--- Start INFORMATION SUPPLIED ---

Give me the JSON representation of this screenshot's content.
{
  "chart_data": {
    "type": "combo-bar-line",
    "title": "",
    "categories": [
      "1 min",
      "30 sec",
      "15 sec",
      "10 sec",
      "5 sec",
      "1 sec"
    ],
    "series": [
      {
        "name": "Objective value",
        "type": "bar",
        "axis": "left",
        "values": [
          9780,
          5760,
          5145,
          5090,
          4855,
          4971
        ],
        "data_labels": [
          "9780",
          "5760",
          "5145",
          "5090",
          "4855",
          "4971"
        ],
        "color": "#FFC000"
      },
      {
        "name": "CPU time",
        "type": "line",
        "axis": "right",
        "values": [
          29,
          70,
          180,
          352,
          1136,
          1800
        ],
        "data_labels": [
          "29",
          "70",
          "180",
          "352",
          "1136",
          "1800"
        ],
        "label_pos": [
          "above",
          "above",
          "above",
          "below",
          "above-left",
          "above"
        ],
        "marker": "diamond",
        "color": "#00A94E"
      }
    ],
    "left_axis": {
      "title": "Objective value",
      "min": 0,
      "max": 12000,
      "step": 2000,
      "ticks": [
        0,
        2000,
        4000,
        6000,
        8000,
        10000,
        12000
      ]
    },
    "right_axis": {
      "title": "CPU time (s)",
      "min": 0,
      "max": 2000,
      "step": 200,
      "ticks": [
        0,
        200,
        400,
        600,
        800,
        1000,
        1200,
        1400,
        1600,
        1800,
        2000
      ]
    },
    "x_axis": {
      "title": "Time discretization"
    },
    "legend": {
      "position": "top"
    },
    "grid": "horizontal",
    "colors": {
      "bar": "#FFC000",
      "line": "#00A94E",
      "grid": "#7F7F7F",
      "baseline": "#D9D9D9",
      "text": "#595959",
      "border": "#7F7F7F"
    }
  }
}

--- End INFORMATION SUPPLIED ---
--- Start INFORMATION SUPPLIED ---

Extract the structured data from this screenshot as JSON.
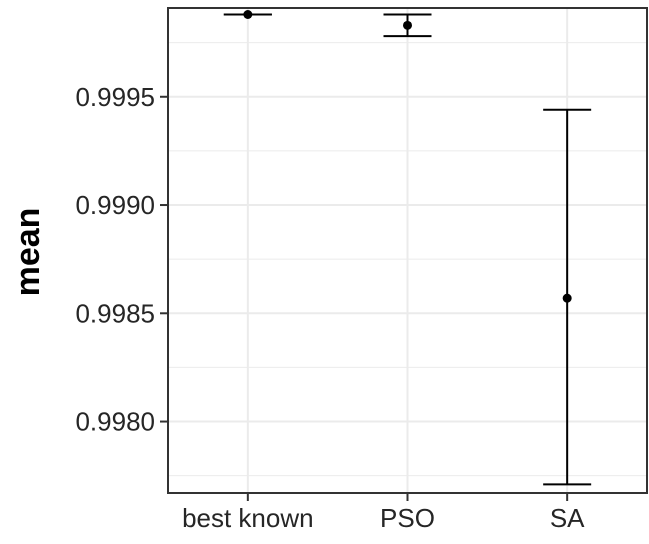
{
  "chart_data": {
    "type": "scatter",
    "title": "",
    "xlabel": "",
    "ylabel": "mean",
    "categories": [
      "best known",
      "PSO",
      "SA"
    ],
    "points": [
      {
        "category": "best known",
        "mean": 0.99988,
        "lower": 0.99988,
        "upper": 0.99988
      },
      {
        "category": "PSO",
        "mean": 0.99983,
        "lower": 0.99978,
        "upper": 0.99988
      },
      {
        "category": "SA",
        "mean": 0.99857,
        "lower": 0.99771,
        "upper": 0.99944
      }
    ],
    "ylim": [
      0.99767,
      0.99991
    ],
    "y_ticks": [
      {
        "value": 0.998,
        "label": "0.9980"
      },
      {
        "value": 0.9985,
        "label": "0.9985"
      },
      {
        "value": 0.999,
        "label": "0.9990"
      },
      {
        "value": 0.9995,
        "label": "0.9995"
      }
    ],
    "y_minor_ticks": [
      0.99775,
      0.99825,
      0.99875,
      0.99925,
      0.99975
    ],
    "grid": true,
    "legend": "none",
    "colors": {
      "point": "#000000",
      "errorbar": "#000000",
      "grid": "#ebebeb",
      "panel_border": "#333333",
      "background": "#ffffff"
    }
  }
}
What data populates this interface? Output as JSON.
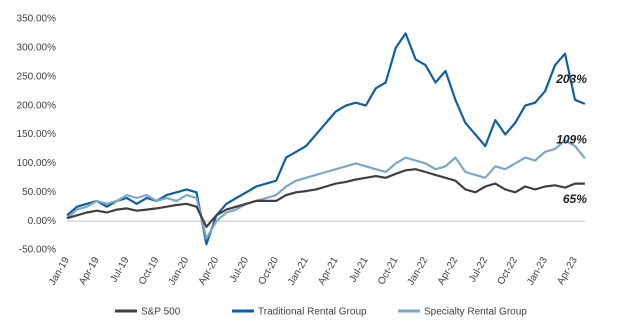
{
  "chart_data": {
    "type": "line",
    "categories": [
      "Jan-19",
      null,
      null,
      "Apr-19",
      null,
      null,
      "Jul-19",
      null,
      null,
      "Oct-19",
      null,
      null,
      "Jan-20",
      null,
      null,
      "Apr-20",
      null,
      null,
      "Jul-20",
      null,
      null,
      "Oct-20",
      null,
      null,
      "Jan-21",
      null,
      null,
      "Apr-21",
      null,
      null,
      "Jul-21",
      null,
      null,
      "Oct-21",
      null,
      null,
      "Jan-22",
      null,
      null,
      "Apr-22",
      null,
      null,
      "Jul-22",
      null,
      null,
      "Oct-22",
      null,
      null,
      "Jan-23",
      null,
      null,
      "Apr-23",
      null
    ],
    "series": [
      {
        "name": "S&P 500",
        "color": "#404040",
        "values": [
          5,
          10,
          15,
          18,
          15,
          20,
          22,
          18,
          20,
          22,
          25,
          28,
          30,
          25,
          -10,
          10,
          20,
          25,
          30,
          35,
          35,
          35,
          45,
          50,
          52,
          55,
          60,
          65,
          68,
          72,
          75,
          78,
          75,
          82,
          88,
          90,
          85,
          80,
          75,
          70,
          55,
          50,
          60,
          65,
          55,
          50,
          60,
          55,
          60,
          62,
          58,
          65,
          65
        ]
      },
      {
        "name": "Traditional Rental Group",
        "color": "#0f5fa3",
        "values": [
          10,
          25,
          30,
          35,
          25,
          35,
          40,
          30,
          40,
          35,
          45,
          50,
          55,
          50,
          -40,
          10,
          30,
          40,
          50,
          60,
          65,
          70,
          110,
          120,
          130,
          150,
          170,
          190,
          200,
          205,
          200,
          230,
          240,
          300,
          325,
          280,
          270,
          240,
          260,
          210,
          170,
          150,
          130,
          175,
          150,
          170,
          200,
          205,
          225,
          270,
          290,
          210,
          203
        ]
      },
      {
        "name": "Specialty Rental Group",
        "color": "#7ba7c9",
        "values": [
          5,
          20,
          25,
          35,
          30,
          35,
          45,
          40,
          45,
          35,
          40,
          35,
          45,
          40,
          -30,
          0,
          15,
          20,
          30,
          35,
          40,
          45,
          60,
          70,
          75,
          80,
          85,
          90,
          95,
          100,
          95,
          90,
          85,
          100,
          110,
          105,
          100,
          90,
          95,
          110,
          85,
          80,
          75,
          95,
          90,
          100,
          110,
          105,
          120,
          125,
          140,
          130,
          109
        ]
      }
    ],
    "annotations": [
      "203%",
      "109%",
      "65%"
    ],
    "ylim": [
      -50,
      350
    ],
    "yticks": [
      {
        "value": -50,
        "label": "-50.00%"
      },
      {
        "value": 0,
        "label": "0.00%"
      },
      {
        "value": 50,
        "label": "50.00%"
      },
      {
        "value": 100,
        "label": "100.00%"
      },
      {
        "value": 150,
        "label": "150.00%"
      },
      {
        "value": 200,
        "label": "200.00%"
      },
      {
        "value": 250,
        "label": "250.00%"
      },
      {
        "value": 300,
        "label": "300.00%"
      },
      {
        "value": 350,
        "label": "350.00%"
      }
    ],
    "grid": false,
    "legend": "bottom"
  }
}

--- End INFORMATION SUPPLIED ---

• EXERCISE PROMPT
Go through the entries and return each line where the word "lower" appears.

• COMPLETE ANSWER
        "lower": 0.99988,
        "lower": 0.99978,
        "lower": 0.99771,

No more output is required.